» **PAGE**:
╔══

Pour Mathilde Caillard, derrière le compte @mcdansepourleclimat, plusieurs choses se jouent :
C’est un vaisseau idéal pour exprimer cette joie militante fédératrice. La danse est un moment où l’on se redonne de la force, où l’on fait corps ensemble. Ça permet de porter le message autrement, d’une manière créative, innovante, de renouveler les modes d’action et de sensibiliser de nouveaux publics aux causes que l’on défend. On sort de trois ans de pandémie, avec des restrictions sur nos mouvements, et on se retrouve face à un système qui nous opprime, qui veut nous diviser, nous voir statique. La danse devient un acte de résistance, car elle permet de prendre la rue, d’investir l’espace. Et elle incarne le monde que l’on veut voir advenir, rempli de joie et d’espoir.
Mathilde Caillard
Cette joie est pourtant souvent critiquée. Mathilde Caillard en a fait les frais : on lui a beaucoup reproché de ne pas saisir la gravité de la cause et de proposer un mode de manifestation qui ne serait pas à la hauteur des enjeux sociaux.

╚══

» **CONSIGNE 1**: Mettez dans un tableau Markdown les lignes des enregistrements, depuis la première jusqu'à celle qui contient « trend-box (457, 230, 493, 253) », celle-ci comprise, en omettant les lignes vides. Nommez les colonnes « Rang » pour le numéro et « Ligne » pour le texte.
La page et les enregistrements n'ont aucun lien entre eux.

» **LIGNES DE DONNÉES**:
╔══

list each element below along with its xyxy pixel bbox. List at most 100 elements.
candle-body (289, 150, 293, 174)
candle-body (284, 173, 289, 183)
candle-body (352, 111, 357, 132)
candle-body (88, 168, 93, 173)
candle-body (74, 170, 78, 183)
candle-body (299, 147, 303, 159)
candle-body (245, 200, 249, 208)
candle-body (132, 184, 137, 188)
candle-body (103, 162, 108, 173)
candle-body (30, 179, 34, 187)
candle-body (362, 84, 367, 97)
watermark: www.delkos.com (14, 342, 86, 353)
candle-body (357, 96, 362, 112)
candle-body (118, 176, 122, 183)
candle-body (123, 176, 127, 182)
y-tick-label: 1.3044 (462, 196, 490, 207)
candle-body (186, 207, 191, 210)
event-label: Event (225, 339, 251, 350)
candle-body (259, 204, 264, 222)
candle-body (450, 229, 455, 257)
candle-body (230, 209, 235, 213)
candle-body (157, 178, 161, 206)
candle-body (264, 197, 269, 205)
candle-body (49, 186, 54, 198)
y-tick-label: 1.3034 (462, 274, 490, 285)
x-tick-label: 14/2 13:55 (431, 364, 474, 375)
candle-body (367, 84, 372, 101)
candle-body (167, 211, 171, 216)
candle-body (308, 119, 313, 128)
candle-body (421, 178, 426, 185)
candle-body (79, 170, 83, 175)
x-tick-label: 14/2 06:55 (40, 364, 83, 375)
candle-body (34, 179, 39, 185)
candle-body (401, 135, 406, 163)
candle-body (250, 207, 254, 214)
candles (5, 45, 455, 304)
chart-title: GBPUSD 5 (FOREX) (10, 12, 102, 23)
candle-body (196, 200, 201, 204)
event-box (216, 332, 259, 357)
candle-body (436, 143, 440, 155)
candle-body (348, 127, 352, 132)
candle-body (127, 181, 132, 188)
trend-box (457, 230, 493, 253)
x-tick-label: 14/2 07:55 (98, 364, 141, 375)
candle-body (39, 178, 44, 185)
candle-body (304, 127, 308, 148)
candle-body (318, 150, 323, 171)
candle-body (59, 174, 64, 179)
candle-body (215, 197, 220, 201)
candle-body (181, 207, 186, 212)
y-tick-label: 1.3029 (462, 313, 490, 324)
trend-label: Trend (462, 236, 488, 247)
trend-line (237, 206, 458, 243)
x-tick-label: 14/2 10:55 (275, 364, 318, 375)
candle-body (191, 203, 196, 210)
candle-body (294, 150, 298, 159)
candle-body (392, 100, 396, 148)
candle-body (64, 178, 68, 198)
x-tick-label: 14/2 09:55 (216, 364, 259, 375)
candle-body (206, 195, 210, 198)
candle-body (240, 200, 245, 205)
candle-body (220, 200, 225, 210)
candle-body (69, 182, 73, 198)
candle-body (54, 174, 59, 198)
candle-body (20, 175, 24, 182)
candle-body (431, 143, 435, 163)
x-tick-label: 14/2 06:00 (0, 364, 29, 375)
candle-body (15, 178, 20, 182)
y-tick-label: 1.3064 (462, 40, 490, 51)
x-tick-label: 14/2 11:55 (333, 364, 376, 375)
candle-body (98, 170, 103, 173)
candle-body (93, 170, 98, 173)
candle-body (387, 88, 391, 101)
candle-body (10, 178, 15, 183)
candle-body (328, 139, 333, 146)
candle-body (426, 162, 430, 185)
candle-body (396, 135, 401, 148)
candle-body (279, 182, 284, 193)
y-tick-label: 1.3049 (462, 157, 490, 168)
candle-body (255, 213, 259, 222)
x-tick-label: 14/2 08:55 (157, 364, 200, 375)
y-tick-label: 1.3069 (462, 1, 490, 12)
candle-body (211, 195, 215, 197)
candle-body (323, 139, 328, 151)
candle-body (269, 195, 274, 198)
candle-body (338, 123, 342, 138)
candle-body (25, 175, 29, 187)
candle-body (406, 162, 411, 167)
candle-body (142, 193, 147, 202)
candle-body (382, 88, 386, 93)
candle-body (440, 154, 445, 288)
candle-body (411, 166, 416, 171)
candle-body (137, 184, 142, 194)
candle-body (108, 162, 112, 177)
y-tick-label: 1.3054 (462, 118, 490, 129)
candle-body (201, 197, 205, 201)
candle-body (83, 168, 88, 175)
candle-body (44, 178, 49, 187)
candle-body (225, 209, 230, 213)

╚══

» **CONSIGNE 2**: D'après la page, derrière quel compte se trouve Mathilde Caillard ?

» **RÉPONSE COMPLÈTE 1**:
| Rang | Ligne |
|---|---|
| 1 | list each element below along with its xyxy pixel bbox. List at most 100 elements. |
| 2 | candle-body (289, 150, 293, 174) |
| 3 | candle-body (284, 173, 289, 183) |
| 4 | candle-body (352, 111, 357, 132) |
| 5 | candle-body (88, 168, 93, 173) |
| 6 | candle-body (74, 170, 78, 183) |
| 7 | candle-body (299, 147, 303, 159) |
| 8 | candle-body (245, 200, 249, 208) |
| 9 | candle-body (132, 184, 137, 188) |
| 10 | candle-body (103, 162, 108, 173) |
| 11 | candle-body (30, 179, 34, 187) |
| 12 | candle-body (362, 84, 367, 97) |
| 13 | watermark: www.delkos.com (14, 342, 86, 353) |
| 14 | candle-body (357, 96, 362, 112) |
| 15 | candle-body (118, 176, 122, 183) |
| 16 | candle-body (123, 176, 127, 182) |
| 17 | y-tick-label: 1.3044 (462, 196, 490, 207) |
| 18 | candle-body (186, 207, 191, 210) |
| 19 | event-label: Event (225, 339, 251, 350) |
| 20 | candle-body (259, 204, 264, 222) |
| 21 | candle-body (450, 229, 455, 257) |
| 22 | candle-body (230, 209, 235, 213) |
| 23 | candle-body (157, 178, 161, 206) |
| 24 | candle-body (264, 197, 269, 205) |
| 25 | candle-body (49, 186, 54, 198) |
| 26 | y-tick-label: 1.3034 (462, 274, 490, 285) |
| 27 | x-tick-label: 14/2 13:55 (431, 364, 474, 375) |
| 28 | candle-body (367, 84, 372, 101) |
| 29 | candle-body (167, 211, 171, 216) |
| 30 | candle-body (308, 119, 313, 128) |
| 31 | candle-body (421, 178, 426, 185) |
| 32 | candle-body (79, 170, 83, 175) |
| 33 | x-tick-label: 14/2 06:55 (40, 364, 83, 375) |
| 34 | candle-body (34, 179, 39, 185) |
| 35 | candle-body (401, 135, 406, 163) |
| 36 | candle-body (250, 207, 254, 214) |
| 37 | candles (5, 45, 455, 304) |
| 38 | chart-title: GBPUSD 5 (FOREX) (10, 12, 102, 23) |
| 39 | candle-body (196, 200, 201, 204) |
| 40 | event-box (216, 332, 259, 357) |
| 41 | candle-body (436, 143, 440, 155) |
| 42 | candle-body (348, 127, 352, 132) |
| 43 | candle-body (127, 181, 132, 188) |
| 44 | trend-box (457, 230, 493, 253) |

» **RÉPONSE COMPLÈTE 2**: Le compte @mcdansepourleclimat.